• Extracted information:
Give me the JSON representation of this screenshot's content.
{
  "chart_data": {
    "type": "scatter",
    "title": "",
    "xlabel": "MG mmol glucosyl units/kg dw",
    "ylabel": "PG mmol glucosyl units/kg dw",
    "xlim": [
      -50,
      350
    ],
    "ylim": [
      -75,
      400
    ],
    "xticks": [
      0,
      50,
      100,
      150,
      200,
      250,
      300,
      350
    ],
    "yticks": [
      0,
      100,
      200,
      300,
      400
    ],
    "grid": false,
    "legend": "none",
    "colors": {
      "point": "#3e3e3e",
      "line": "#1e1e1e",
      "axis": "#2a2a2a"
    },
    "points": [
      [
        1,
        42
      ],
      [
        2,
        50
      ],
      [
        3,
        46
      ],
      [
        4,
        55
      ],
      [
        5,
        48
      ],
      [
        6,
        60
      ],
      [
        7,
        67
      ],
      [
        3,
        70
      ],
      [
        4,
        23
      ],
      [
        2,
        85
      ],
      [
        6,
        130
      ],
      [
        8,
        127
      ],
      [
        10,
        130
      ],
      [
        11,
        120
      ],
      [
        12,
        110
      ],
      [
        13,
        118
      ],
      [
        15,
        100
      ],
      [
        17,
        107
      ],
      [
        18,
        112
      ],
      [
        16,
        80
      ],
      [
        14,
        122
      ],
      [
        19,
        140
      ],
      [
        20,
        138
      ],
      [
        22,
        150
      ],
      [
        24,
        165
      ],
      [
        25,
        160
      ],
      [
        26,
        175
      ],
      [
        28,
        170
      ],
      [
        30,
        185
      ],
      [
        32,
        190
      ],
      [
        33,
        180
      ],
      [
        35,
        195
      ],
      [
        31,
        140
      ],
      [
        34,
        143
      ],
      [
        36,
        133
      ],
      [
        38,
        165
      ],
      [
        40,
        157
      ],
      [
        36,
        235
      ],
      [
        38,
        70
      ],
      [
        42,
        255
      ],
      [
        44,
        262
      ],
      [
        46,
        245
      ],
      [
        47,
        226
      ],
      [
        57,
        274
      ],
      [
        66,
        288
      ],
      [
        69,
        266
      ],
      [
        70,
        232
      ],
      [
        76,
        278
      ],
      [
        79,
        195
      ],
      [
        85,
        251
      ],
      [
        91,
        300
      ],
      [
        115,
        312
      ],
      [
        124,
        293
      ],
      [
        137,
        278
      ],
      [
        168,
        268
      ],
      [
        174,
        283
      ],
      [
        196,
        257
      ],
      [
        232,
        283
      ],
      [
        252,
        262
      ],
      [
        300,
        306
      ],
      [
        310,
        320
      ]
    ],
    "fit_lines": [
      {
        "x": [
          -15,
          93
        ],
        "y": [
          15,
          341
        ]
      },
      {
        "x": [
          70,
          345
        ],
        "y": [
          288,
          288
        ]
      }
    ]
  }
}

• Goal:
Copy every line above that includes the string "mmol".

• Written solution:
    "xlabel": "MG mmol glucosyl units/kg dw",
    "ylabel": "PG mmol glucosyl units/kg dw",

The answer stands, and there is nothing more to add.